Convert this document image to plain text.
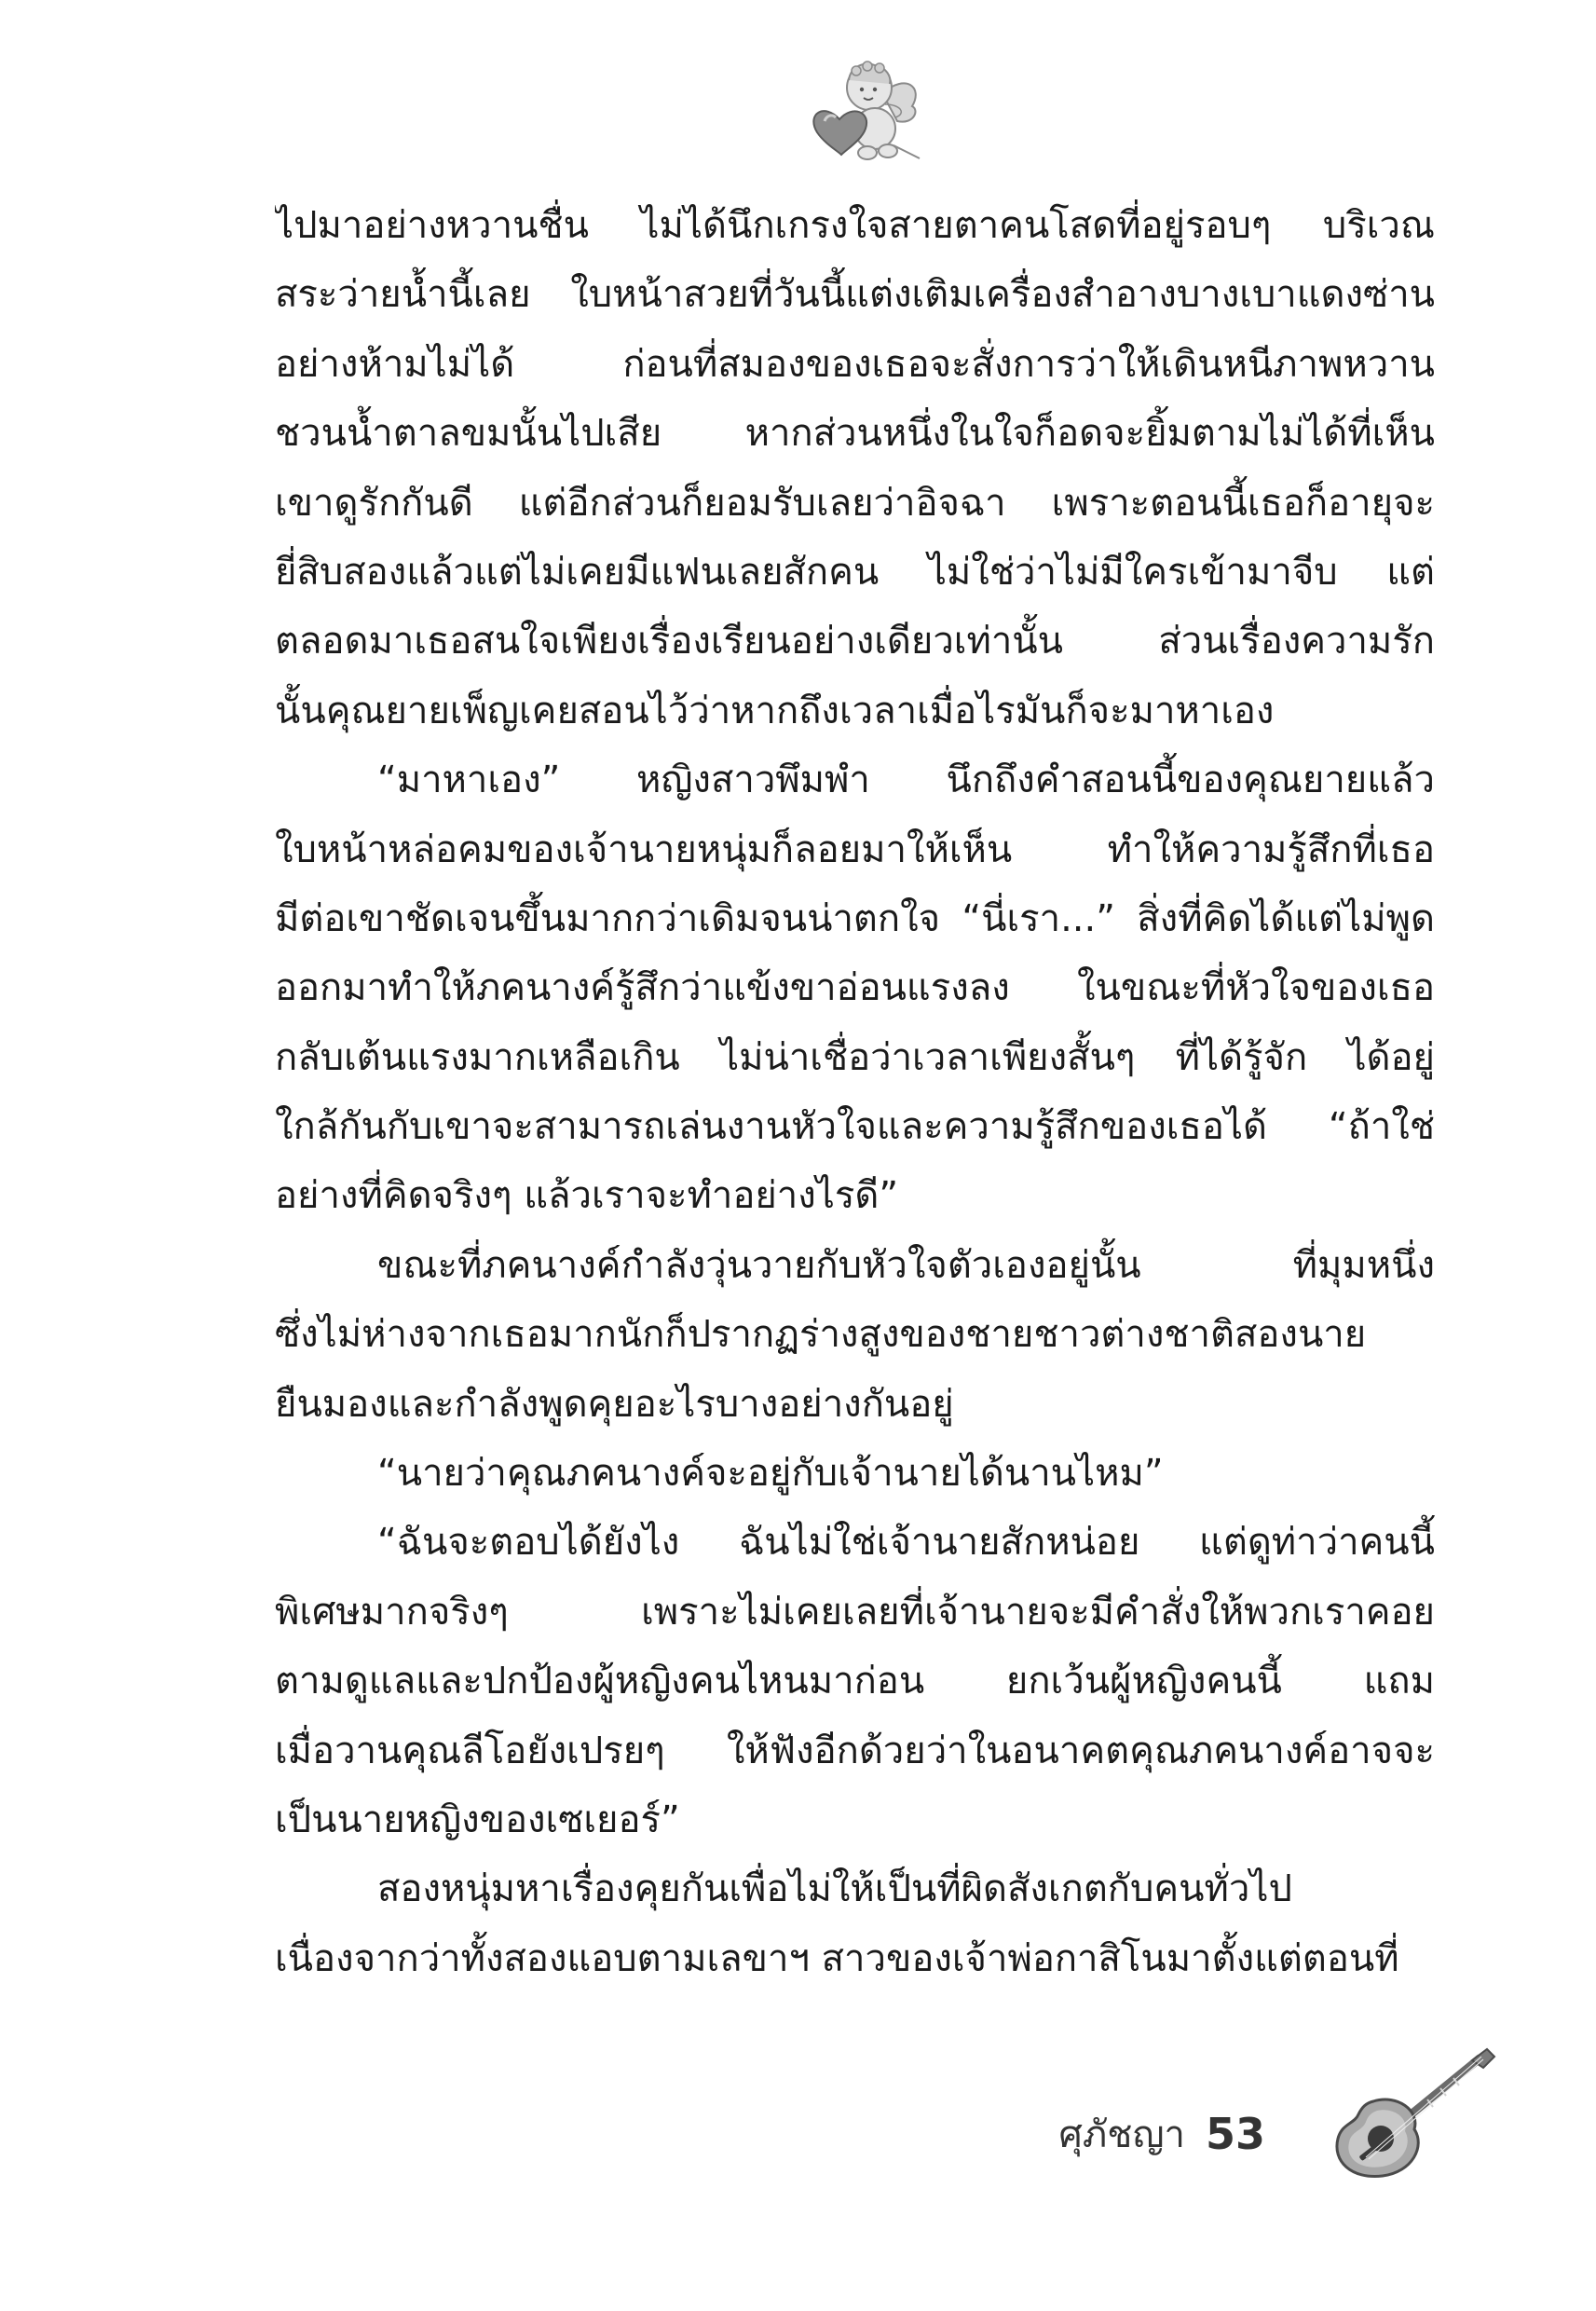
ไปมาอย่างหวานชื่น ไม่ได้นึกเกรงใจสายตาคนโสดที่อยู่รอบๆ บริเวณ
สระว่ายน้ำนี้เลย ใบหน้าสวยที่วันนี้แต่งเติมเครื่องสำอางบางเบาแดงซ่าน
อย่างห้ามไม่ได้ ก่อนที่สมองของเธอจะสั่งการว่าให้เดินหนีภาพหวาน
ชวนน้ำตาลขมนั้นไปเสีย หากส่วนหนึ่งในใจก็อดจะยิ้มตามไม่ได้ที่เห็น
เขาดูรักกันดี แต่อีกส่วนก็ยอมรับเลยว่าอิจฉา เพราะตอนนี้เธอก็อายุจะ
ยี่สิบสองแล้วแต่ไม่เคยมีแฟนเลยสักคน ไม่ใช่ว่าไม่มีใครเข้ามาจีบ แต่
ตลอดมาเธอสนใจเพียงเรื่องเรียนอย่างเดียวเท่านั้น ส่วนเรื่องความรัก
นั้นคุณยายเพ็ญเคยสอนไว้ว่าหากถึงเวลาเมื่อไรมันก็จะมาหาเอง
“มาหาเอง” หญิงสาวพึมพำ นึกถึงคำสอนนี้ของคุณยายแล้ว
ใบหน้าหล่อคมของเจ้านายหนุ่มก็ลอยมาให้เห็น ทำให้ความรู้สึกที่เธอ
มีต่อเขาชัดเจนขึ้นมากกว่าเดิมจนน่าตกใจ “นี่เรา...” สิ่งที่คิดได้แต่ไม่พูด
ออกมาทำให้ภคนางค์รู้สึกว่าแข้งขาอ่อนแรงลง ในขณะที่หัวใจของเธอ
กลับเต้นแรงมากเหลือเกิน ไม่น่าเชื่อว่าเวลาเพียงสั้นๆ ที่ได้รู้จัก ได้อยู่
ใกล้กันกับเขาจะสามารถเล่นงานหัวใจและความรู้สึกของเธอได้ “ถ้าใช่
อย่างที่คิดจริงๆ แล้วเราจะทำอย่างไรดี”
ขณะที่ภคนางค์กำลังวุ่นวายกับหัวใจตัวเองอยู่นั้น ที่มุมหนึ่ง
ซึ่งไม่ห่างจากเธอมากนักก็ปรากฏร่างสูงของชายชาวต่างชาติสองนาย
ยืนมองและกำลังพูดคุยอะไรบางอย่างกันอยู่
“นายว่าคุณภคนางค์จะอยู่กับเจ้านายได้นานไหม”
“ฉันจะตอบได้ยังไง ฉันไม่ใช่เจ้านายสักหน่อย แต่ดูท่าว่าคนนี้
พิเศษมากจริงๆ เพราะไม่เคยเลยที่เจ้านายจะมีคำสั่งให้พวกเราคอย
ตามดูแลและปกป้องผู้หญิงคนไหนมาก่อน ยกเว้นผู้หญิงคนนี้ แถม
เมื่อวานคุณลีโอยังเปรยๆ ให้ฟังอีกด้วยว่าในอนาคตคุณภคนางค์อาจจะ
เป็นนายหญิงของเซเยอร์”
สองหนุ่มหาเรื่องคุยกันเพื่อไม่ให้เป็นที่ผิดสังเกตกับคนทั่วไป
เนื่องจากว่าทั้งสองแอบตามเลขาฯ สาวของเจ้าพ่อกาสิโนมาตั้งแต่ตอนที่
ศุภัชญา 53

***

WHAT YOU SHOULD DO => Pull out every line of the records above that contains the word "ณภคนางค".

EXERCISE RESPONSE =>
“นายว่าคุณภคนางค์จะอยู่กับเจ้านายได้นานไหม”
เมื่อวานคุณลีโอยังเปรยๆ ให้ฟังอีกด้วยว่าในอนาคตคุณภคนางค์อาจจะ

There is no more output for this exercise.